## About this task
Output everything in the listing exactly, with no line missing.

## Dataset
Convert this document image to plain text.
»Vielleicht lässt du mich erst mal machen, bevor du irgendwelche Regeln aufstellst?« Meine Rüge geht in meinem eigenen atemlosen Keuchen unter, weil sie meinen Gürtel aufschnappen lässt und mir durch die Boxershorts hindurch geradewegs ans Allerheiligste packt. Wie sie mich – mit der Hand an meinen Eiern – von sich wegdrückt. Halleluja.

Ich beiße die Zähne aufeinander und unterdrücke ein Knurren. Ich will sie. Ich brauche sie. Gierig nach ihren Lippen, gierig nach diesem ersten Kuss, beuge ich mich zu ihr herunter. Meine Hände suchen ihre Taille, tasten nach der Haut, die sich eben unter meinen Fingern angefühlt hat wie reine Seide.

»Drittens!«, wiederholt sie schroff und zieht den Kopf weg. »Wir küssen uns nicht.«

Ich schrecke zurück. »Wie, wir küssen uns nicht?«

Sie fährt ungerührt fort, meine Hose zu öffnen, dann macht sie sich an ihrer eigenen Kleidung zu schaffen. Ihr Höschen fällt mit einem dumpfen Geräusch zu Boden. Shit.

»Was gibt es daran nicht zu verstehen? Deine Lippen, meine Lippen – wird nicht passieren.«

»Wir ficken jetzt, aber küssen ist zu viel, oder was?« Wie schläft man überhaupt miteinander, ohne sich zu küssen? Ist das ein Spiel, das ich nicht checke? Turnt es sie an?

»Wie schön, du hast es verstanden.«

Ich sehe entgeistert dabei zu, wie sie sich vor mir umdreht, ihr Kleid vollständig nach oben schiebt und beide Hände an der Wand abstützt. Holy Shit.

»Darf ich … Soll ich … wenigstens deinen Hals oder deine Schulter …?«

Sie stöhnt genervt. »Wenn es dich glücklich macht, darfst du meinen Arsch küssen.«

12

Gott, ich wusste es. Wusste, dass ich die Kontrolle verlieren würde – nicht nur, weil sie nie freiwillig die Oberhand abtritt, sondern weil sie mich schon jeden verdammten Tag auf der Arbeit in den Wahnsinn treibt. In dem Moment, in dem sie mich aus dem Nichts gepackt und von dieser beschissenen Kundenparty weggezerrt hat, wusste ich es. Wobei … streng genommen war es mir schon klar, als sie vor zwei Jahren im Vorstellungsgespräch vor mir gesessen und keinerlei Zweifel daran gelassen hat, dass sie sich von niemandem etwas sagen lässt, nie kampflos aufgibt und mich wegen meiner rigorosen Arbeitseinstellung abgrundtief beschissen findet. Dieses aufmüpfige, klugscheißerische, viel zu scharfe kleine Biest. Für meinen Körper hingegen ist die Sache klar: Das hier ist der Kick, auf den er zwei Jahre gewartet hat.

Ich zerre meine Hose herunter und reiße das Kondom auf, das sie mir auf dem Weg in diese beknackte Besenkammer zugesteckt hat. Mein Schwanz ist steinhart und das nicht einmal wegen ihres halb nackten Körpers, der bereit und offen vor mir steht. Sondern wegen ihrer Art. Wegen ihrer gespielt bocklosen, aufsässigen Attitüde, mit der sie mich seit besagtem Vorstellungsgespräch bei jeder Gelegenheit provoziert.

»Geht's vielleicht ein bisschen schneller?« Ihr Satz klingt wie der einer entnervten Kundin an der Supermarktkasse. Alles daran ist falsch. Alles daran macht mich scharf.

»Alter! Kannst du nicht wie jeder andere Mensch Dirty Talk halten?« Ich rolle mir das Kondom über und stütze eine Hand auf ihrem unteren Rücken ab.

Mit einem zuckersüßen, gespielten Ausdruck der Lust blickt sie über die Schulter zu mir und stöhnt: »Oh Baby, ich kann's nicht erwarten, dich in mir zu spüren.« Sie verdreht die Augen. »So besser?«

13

## Written answer
Convert this document image to plain text.
»Vielleicht lässt du mich erst mal machen, bevor du irgendwelche Regeln aufstellst?« Meine Rüge geht in meinem eigenen atemlosen Keuchen unter, weil sie meinen Gürtel aufschnappen lässt und mir durch die Boxershorts hindurch geradewegs ans Allerheiligste packt. Wie sie mich – mit der Hand an meinen Eiern – von sich wegdrückt. Halleluja.

Ich beiße die Zähne aufeinander und unterdrücke ein Knurren. Ich will sie. Ich brauche sie. Gierig nach ihren Lippen, gierig nach diesem ersten Kuss, beuge ich mich zu ihr herunter. Meine Hände suchen ihre Taille, tasten nach der Haut, die sich eben unter meinen Fingern angefühlt hat wie reine Seide.

»Drittens!«, wiederholt sie schroff und zieht den Kopf weg. »Wir küssen uns nicht.«

Ich schrecke zurück. »Wie, wir küssen uns nicht?«

Sie fährt ungerührt fort, meine Hose zu öffnen, dann macht sie sich an ihrer eigenen Kleidung zu schaffen. Ihr Höschen fällt mit einem dumpfen Geräusch zu Boden. Shit.

»Was gibt es daran nicht zu verstehen? Deine Lippen, meine Lippen – wird nicht passieren.«

»Wir ficken jetzt, aber küssen ist zu viel, oder was?« Wie schläft man überhaupt miteinander, ohne sich zu küssen? Ist das ein Spiel, das ich nicht checke? Turnt es sie an?

»Wie schön, du hast es verstanden.«

Ich sehe entgeistert dabei zu, wie sie sich vor mir umdreht, ihr Kleid vollständig nach oben schiebt und beide Hände an der Wand abstützt. Holy Shit.

»Darf ich … Soll ich … wenigstens deinen Hals oder deine Schulter …?«

Sie stöhnt genervt. »Wenn es dich glücklich macht, darfst du meinen Arsch küssen.«

12

Gott, ich wusste es. Wusste, dass ich die Kontrolle verlieren würde – nicht nur, weil sie nie freiwillig die Oberhand abtritt, sondern weil sie mich schon jeden verdammten Tag auf der Arbeit in den Wahnsinn treibt. In dem Moment, in dem sie mich aus dem Nichts gepackt und von dieser beschissenen Kundenparty weggezerrt hat, wusste ich es. Wobei … streng genommen war es mir schon klar, als sie vor zwei Jahren im Vorstellungsgespräch vor mir gesessen und keinerlei Zweifel daran gelassen hat, dass sie sich von niemandem etwas sagen lässt, nie kampflos aufgibt und mich wegen meiner rigorosen Arbeitseinstellung abgrundtief beschissen findet. Dieses aufmüpfige, klugscheißerische, viel zu scharfe kleine Biest. Für meinen Körper hingegen ist die Sache klar: Das hier ist der Kick, auf den er zwei Jahre gewartet hat.

Ich zerre meine Hose herunter und reiße das Kondom auf, das sie mir auf dem Weg in diese beknackte Besenkammer zugesteckt hat. Mein Schwanz ist steinhart und das nicht einmal wegen ihres halb nackten Körpers, der bereit und offen vor mir steht. Sondern wegen ihrer Art. Wegen ihrer gespielt bocklosen, aufsässigen Attitüde, mit der sie mich seit besagtem Vorstellungsgespräch bei jeder Gelegenheit provoziert.

»Geht's vielleicht ein bisschen schneller?« Ihr Satz klingt wie der einer entnervten Kundin an der Supermarktkasse. Alles daran ist falsch. Alles daran macht mich scharf.

»Alter! Kannst du nicht wie jeder andere Mensch Dirty Talk halten?« Ich rolle mir das Kondom über und stütze eine Hand auf ihrem unteren Rücken ab.

Mit einem zuckersüßen, gespielten Ausdruck der Lust blickt sie über die Schulter zu mir und stöhnt: »Oh Baby, ich kann's nicht erwarten, dich in mir zu spüren.« Sie verdreht die Augen. »So besser?«

13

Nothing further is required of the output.